*** TASK DATA ***
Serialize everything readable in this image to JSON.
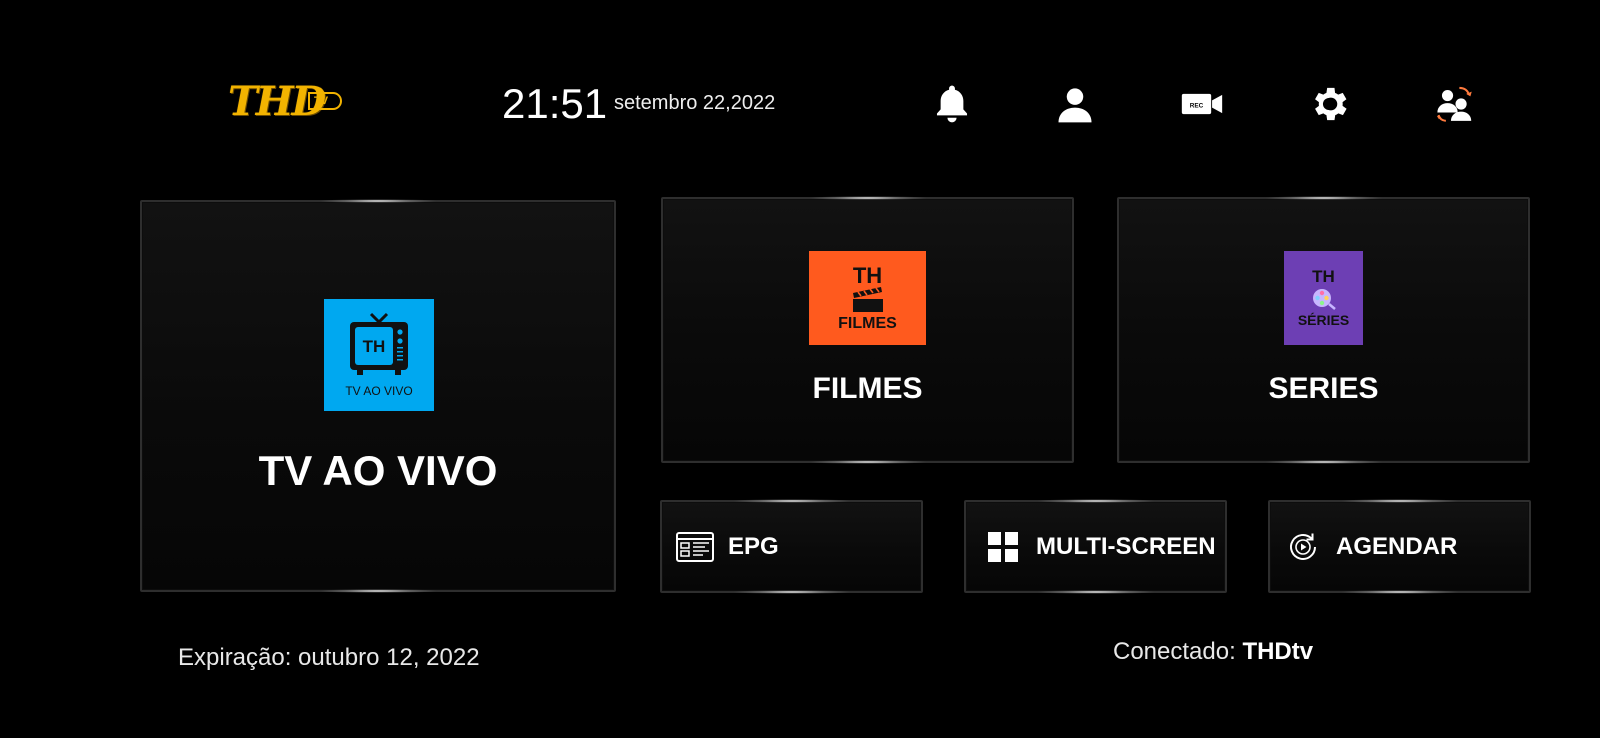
{
  "header": {
    "logo_text": "THD",
    "logo_sub": "TV",
    "time": "21:51",
    "date": "setembro 22,2022",
    "icons": [
      "bell-icon",
      "user-icon",
      "rec-camera-icon",
      "gear-icon",
      "switch-user-icon"
    ],
    "rec_label": "REC"
  },
  "tiles": {
    "tv": {
      "label": "TV AO VIVO",
      "thumb_title": "TH",
      "thumb_caption": "TV AO VIVO",
      "thumb_color": "#00a8f0"
    },
    "filmes": {
      "label": "FILMES",
      "thumb_title": "TH",
      "thumb_caption": "FILMES",
      "thumb_color": "#ff5a1e"
    },
    "series": {
      "label": "SERIES",
      "thumb_title": "TH",
      "thumb_caption": "SÉRIES",
      "thumb_color": "#6d3fb4"
    },
    "epg": {
      "label": "EPG"
    },
    "multi": {
      "label": "MULTI-SCREEN"
    },
    "agendar": {
      "label": "AGENDAR"
    }
  },
  "footer": {
    "expiration": "Expiração: outubro 12, 2022",
    "connected_label": "Conectado:",
    "connected_name": "THDtv"
  },
  "colors": {
    "logo": "#f2b300",
    "switch_arrows": "#ff7a3d",
    "background": "#000000"
  }
}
***
## [TASK REQUIREMENTS]
Would you return the data exactly as written, without the pictures?

## [ANSWER FOR THE TASK]
Serialize everything readable in this image to JSON.
{
  "header": {
    "logo_text": "THD",
    "logo_sub": "TV",
    "time": "21:51",
    "date": "setembro 22,2022",
    "icons": [
      "bell-icon",
      "user-icon",
      "rec-camera-icon",
      "gear-icon",
      "switch-user-icon"
    ],
    "rec_label": "REC"
  },
  "tiles": {
    "tv": {
      "label": "TV AO VIVO",
      "thumb_title": "TH",
      "thumb_caption": "TV AO VIVO",
      "thumb_color": "#00a8f0"
    },
    "filmes": {
      "label": "FILMES",
      "thumb_title": "TH",
      "thumb_caption": "FILMES",
      "thumb_color": "#ff5a1e"
    },
    "series": {
      "label": "SERIES",
      "thumb_title": "TH",
      "thumb_caption": "SÉRIES",
      "thumb_color": "#6d3fb4"
    },
    "epg": {
      "label": "EPG"
    },
    "multi": {
      "label": "MULTI-SCREEN"
    },
    "agendar": {
      "label": "AGENDAR"
    }
  },
  "footer": {
    "expiration": "Expiração: outubro 12, 2022",
    "connected_label": "Conectado:",
    "connected_name": "THDtv"
  },
  "colors": {
    "logo": "#f2b300",
    "switch_arrows": "#ff7a3d",
    "background": "#000000"
  }
}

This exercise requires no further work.